— begin Document passage —
Equestrian sports rookie? Our horse riding equipment list starts you off on the right hoof.
Getting started in horseback riding can be both exciting and overwhelming. I still remember my first visit to the local farm store, staring wide-eyed the bright colored halters, fun saddle pads, and tie dye leg wraps, unsure what to buy.
While it may be tempting to grab everything that catches your eye and start purchasing immediately, you might find yourself with an empty bank account and a long list of items you still actually need.
In this article, we break down the must-have and nice-to-have horse gear for beginners.
If you want to get a better sense of what horses cost, check out our monthly horse expense reports. Learn exactly what we spend–down to the dollar.
Thanks to Sarah Harris for our feature photo!
Before you move on to the fun stuff, your first priority should be picking solid safety equipment that you use every time you ride.
We always recommend being fitted by a professional to make sure the gear you purchase fits correctly and keeps you safe.
- For English riding, go ahead and purchase a fun helmet now. If you decide to show later, inexpensive helmet covers are a great option for beginners or you can upgrade to a dedicated show helmet.
- For Western riding, there are helmets designed to look like cowboy hats and standard helmets with beautiful leather detailing.
- See our favorite english and western helmets on our Riding Essentials Amazon List.
- Check out our 9 best helmets for hot weather.
- Body protectors are basic vests designed to help absorb the shock of a fall and protect internal organs.
- Air vests are innovative safety vests that inflate via CO2 in the event of a fall to provide superior cushion and stability across your neck and sides.
We love Hit Air Vests so much we wrote an entire article about them! Check out our Equestrian Hit Air Vest Review: My Favorite Fall in 30 Years.
Riding: Clothes & Shoes
We will cover the basics for lessons here, but once you get more involved in the sport, a whole new world of options opens up!
- Be sure to buy a pair of boots that are intended to be used for horseback riding to ensure they provide the ankle stability you need and have the right amount of traction for your stirrups.
- For English riding, you can choose to purchase paddock boots and half chaps or full boots.
— end Document passage —
### [Tasks to carry out]
A. Do these statements agree with the horse riding gear article? Give yes or no for each, with the deciding words quoted from it. (i) Air vests inflate with CO2 when the rider falls. (ii) The writers suggest buying gear without a professional fitting. (iii) English riders can choose between paddock boots with half chaps or full boots.
B. How would you put this sentence from the horse riding gear article into Spanish: "We always recommend being fitted by a professional to make sure the gear you purchase fits correctly and keeps you safe."
C. Can you reproduce the horse riding gear article word for word, from "Equestrian sports rookie?" to "gear for beginners."?
The data has no connection to the horse riding gear article.
— begin Supplied data —
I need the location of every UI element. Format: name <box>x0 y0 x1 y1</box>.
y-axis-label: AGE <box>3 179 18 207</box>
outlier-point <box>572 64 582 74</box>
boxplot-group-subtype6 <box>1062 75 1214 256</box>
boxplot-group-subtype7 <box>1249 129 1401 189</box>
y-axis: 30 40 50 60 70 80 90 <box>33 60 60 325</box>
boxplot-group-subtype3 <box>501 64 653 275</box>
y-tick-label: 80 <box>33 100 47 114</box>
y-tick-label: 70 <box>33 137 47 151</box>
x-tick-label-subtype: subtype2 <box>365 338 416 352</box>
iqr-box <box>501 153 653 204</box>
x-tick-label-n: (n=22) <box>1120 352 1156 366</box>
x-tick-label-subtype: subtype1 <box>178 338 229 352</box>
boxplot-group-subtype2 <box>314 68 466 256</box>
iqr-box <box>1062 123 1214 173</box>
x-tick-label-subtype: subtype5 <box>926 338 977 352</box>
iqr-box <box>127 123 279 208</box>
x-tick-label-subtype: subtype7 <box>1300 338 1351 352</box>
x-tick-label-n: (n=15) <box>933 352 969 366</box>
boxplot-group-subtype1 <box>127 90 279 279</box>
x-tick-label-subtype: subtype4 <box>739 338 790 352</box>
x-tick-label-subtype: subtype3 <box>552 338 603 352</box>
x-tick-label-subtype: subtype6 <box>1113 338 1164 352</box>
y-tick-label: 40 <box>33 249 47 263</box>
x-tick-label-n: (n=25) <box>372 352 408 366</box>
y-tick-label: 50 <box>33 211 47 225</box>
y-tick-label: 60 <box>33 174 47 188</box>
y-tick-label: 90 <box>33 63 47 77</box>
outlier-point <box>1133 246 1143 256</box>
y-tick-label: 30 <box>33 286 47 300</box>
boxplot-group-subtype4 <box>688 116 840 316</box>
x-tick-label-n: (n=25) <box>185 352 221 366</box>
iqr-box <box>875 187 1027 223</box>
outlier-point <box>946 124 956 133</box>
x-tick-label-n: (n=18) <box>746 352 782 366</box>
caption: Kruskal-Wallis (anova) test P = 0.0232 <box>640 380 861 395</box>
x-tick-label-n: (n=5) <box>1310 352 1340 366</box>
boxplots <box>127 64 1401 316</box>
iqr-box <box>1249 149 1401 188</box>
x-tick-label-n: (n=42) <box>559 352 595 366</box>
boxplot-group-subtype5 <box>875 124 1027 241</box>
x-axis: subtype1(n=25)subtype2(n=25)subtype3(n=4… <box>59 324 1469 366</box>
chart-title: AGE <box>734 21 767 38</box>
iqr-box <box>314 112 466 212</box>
— end Supplied data —
### [Answer set]
A.
(i) Yes: "inflate via CO2 in the event of a fall"
(ii) No: "We always recommend being fitted by a professional"
(iii) Yes: "you can choose to purchase paddock boots and half chaps or full boots"

B. Siempre recomendamos que un profesional te tome las medidas para asegurarte de que el equipo que compres te quede bien y te mantenga seguro.

C.
Equestrian sports rookie? Our horse riding equipment list starts you off on the right hoof.
Getting started in horseback riding can be both exciting and overwhelming. I still remember my first visit to the local farm store, staring wide-eyed the bright colored halters, fun saddle pads, and tie dye leg wraps, unsure what to buy.
While it may be tempting to grab everything that catches your eye and start purchasing immediately, you might find yourself with an empty bank account and a long list of items you still actually need.
In this article, we break down the must-have and nice-to-have horse gear for beginners.